** START **
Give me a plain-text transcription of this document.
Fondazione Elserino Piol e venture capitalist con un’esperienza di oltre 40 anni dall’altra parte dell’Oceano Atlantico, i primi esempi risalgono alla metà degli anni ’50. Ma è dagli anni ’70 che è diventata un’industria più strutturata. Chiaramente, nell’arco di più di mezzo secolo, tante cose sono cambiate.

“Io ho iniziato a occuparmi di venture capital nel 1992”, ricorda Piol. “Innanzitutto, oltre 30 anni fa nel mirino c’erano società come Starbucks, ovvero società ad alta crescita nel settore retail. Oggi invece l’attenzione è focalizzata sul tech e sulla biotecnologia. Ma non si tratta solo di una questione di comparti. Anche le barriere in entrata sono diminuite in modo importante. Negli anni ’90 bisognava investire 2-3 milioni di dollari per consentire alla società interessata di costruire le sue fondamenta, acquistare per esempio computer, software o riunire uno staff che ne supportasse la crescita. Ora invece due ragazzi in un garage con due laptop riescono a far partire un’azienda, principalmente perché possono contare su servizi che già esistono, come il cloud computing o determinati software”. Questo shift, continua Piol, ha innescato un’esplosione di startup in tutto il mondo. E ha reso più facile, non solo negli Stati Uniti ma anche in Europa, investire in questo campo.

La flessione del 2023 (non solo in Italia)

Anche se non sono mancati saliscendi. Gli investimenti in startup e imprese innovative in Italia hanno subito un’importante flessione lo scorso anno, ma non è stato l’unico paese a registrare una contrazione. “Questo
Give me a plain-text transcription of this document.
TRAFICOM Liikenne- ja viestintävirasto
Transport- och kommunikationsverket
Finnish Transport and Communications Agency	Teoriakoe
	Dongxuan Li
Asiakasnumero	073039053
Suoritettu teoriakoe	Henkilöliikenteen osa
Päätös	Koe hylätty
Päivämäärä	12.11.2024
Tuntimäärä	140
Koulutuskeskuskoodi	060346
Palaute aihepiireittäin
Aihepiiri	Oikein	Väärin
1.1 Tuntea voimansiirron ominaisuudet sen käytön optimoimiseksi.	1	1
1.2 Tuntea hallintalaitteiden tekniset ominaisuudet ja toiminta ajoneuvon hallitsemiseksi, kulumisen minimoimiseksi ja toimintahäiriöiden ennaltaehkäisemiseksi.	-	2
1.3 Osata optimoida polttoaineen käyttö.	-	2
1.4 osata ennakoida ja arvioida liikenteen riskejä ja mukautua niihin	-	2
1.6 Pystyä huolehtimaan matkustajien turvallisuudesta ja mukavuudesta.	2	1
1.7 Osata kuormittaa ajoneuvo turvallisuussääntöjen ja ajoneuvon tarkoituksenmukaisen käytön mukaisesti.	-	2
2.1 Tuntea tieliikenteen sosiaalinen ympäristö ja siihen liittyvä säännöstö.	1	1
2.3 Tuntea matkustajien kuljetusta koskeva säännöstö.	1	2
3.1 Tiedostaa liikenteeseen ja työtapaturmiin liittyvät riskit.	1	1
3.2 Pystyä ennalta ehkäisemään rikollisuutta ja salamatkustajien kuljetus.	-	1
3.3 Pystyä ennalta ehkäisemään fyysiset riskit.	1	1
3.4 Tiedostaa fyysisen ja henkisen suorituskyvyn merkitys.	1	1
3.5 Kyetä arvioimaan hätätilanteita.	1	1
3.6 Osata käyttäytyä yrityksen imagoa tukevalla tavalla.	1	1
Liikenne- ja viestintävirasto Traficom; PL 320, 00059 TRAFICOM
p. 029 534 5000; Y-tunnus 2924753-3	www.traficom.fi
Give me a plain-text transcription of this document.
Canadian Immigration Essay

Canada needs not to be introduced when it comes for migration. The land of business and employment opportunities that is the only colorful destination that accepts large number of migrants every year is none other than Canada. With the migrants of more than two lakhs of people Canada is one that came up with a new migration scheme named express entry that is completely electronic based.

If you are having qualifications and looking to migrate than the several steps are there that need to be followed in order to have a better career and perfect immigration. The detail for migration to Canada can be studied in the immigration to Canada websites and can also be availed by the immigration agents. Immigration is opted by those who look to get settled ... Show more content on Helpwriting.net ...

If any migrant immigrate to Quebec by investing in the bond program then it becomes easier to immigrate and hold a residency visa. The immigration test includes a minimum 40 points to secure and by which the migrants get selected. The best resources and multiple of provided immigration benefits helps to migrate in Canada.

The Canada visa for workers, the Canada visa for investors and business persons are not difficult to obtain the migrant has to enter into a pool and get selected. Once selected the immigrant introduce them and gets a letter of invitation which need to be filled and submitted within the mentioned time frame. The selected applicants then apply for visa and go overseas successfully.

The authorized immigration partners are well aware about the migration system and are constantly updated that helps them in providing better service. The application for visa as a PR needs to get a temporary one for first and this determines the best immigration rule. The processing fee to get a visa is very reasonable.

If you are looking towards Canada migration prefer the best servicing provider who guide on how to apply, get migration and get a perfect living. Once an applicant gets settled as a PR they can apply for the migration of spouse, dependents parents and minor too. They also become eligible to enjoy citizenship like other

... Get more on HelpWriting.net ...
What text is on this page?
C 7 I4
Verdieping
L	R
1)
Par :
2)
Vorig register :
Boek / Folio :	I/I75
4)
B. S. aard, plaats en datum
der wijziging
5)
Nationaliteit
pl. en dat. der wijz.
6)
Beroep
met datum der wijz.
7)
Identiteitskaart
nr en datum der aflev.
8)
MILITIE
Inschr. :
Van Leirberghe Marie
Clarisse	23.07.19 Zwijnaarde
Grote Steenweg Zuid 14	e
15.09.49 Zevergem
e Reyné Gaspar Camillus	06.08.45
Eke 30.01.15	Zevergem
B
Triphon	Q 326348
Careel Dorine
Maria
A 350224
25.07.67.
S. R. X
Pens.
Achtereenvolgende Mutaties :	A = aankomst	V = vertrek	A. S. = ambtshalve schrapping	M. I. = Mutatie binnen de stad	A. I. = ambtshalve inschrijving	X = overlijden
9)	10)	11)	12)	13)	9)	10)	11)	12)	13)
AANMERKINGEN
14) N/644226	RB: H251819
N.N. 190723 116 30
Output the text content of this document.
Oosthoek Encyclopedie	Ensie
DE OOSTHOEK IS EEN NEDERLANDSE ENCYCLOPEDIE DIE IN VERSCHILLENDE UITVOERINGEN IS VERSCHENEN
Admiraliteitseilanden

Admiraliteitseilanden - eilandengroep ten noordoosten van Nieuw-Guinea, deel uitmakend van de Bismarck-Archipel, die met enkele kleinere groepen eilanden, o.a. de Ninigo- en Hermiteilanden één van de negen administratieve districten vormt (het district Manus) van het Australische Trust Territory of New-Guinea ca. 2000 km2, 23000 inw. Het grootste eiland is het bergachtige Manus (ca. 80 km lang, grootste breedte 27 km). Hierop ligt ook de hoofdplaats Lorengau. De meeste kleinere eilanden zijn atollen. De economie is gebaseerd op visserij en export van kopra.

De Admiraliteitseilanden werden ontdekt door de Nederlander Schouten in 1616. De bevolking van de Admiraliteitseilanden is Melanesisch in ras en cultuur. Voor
** END **
--- What is needed ---
Print the whole listing again, exactly.

--- Result of this task ---
Give me a plain-text transcription of this document.
Fondazione Elserino Piol e venture capitalist con un’esperienza di oltre 40 anni dall’altra parte dell’Oceano Atlantico, i primi esempi risalgono alla metà degli anni ’50. Ma è dagli anni ’70 che è diventata un’industria più strutturata. Chiaramente, nell’arco di più di mezzo secolo, tante cose sono cambiate.

“Io ho iniziato a occuparmi di venture capital nel 1992”, ricorda Piol. “Innanzitutto, oltre 30 anni fa nel mirino c’erano società come Starbucks, ovvero società ad alta crescita nel settore retail. Oggi invece l’attenzione è focalizzata sul tech e sulla biotecnologia. Ma non si tratta solo di una questione di comparti. Anche le barriere in entrata sono diminuite in modo importante. Negli anni ’90 bisognava investire 2-3 milioni di dollari per consentire alla società interessata di costruire le sue fondamenta, acquistare per esempio computer, software o riunire uno staff che ne supportasse la crescita. Ora invece due ragazzi in un garage con due laptop riescono a far partire un’azienda, principalmente perché possono contare su servizi che già esistono, come il cloud computing o determinati software”. Questo shift, continua Piol, ha innescato un’esplosione di startup in tutto il mondo. E ha reso più facile, non solo negli Stati Uniti ma anche in Europa, investire in questo campo.

La flessione del 2023 (non solo in Italia)

Anche se non sono mancati saliscendi. Gli investimenti in startup e imprese innovative in Italia hanno subito un’importante flessione lo scorso anno, ma non è stato l’unico paese a registrare una contrazione. “Questo
Give me a plain-text transcription of this document.
TRAFICOM Liikenne- ja viestintävirasto
Transport- och kommunikationsverket
Finnish Transport and Communications Agency	Teoriakoe
	Dongxuan Li
Asiakasnumero	073039053
Suoritettu teoriakoe	Henkilöliikenteen osa
Päätös	Koe hylätty
Päivämäärä	12.11.2024
Tuntimäärä	140
Koulutuskeskuskoodi	060346
Palaute aihepiireittäin
Aihepiiri	Oikein	Väärin
1.1 Tuntea voimansiirron ominaisuudet sen käytön optimoimiseksi.	1	1
1.2 Tuntea hallintalaitteiden tekniset ominaisuudet ja toiminta ajoneuvon hallitsemiseksi, kulumisen minimoimiseksi ja toimintahäiriöiden ennaltaehkäisemiseksi.	-	2
1.3 Osata optimoida polttoaineen käyttö.	-	2
1.4 osata ennakoida ja arvioida liikenteen riskejä ja mukautua niihin	-	2
1.6 Pystyä huolehtimaan matkustajien turvallisuudesta ja mukavuudesta.	2	1
1.7 Osata kuormittaa ajoneuvo turvallisuussääntöjen ja ajoneuvon tarkoituksenmukaisen käytön mukaisesti.	-	2
2.1 Tuntea tieliikenteen sosiaalinen ympäristö ja siihen liittyvä säännöstö.	1	1
2.3 Tuntea matkustajien kuljetusta koskeva säännöstö.	1	2
3.1 Tiedostaa liikenteeseen ja työtapaturmiin liittyvät riskit.	1	1
3.2 Pystyä ennalta ehkäisemään rikollisuutta ja salamatkustajien kuljetus.	-	1
3.3 Pystyä ennalta ehkäisemään fyysiset riskit.	1	1
3.4 Tiedostaa fyysisen ja henkisen suorituskyvyn merkitys.	1	1
3.5 Kyetä arvioimaan hätätilanteita.	1	1
3.6 Osata käyttäytyä yrityksen imagoa tukevalla tavalla.	1	1
Liikenne- ja viestintävirasto Traficom; PL 320, 00059 TRAFICOM
p. 029 534 5000; Y-tunnus 2924753-3	www.traficom.fi
Give me a plain-text transcription of this document.
Canadian Immigration Essay

Canada needs not to be introduced when it comes for migration. The land of business and employment opportunities that is the only colorful destination that accepts large number of migrants every year is none other than Canada. With the migrants of more than two lakhs of people Canada is one that came up with a new migration scheme named express entry that is completely electronic based.

If you are having qualifications and looking to migrate than the several steps are there that need to be followed in order to have a better career and perfect immigration. The detail for migration to Canada can be studied in the immigration to Canada websites and can also be availed by the immigration agents. Immigration is opted by those who look to get settled ... Show more content on Helpwriting.net ...

If any migrant immigrate to Quebec by investing in the bond program then it becomes easier to immigrate and hold a residency visa. The immigration test includes a minimum 40 points to secure and by which the migrants get selected. The best resources and multiple of provided immigration benefits helps to migrate in Canada.

The Canada visa for workers, the Canada visa for investors and business persons are not difficult to obtain the migrant has to enter into a pool and get selected. Once selected the immigrant introduce them and gets a letter of invitation which need to be filled and submitted within the mentioned time frame. The selected applicants then apply for visa and go overseas successfully.

The authorized immigration partners are well aware about the migration system and are constantly updated that helps them in providing better service. The application for visa as a PR needs to get a temporary one for first and this determines the best immigration rule. The processing fee to get a visa is very reasonable.

If you are looking towards Canada migration prefer the best servicing provider who guide on how to apply, get migration and get a perfect living. Once an applicant gets settled as a PR they can apply for the migration of spouse, dependents parents and minor too. They also become eligible to enjoy citizenship like other

... Get more on HelpWriting.net ...
What text is on this page?
C 7 I4
Verdieping
L	R
1)
Par :
2)
Vorig register :
Boek / Folio :	I/I75
4)
B. S. aard, plaats en datum
der wijziging
5)
Nationaliteit
pl. en dat. der wijz.
6)
Beroep
met datum der wijz.
7)
Identiteitskaart
nr en datum der aflev.
8)
MILITIE
Inschr. :
Van Leirberghe Marie
Clarisse	23.07.19 Zwijnaarde
Grote Steenweg Zuid 14	e
15.09.49 Zevergem
e Reyné Gaspar Camillus	06.08.45
Eke 30.01.15	Zevergem
B
Triphon	Q 326348
Careel Dorine
Maria
A 350224
25.07.67.
S. R. X
Pens.
Achtereenvolgende Mutaties :	A = aankomst	V = vertrek	A. S. = ambtshalve schrapping	M. I. = Mutatie binnen de stad	A. I. = ambtshalve inschrijving	X = overlijden
9)	10)	11)	12)	13)	9)	10)	11)	12)	13)
AANMERKINGEN
14) N/644226	RB: H251819
N.N. 190723 116 30
Output the text content of this document.
Oosthoek Encyclopedie	Ensie
DE OOSTHOEK IS EEN NEDERLANDSE ENCYCLOPEDIE DIE IN VERSCHILLENDE UITVOERINGEN IS VERSCHENEN
Admiraliteitseilanden

Admiraliteitseilanden - eilandengroep ten noordoosten van Nieuw-Guinea, deel uitmakend van de Bismarck-Archipel, die met enkele kleinere groepen eilanden, o.a. de Ninigo- en Hermiteilanden één van de negen administratieve districten vormt (het district Manus) van het Australische Trust Territory of New-Guinea ca. 2000 km2, 23000 inw. Het grootste eiland is het bergachtige Manus (ca. 80 km lang, grootste breedte 27 km). Hierop ligt ook de hoofdplaats Lorengau. De meeste kleinere eilanden zijn atollen. De economie is gebaseerd op visserij en export van kopra.

De Admiraliteitseilanden werden ontdekt door de Nederlander Schouten in 1616. De bevolking van de Admiraliteitseilanden is Melanesisch in ras en cultuur. Voor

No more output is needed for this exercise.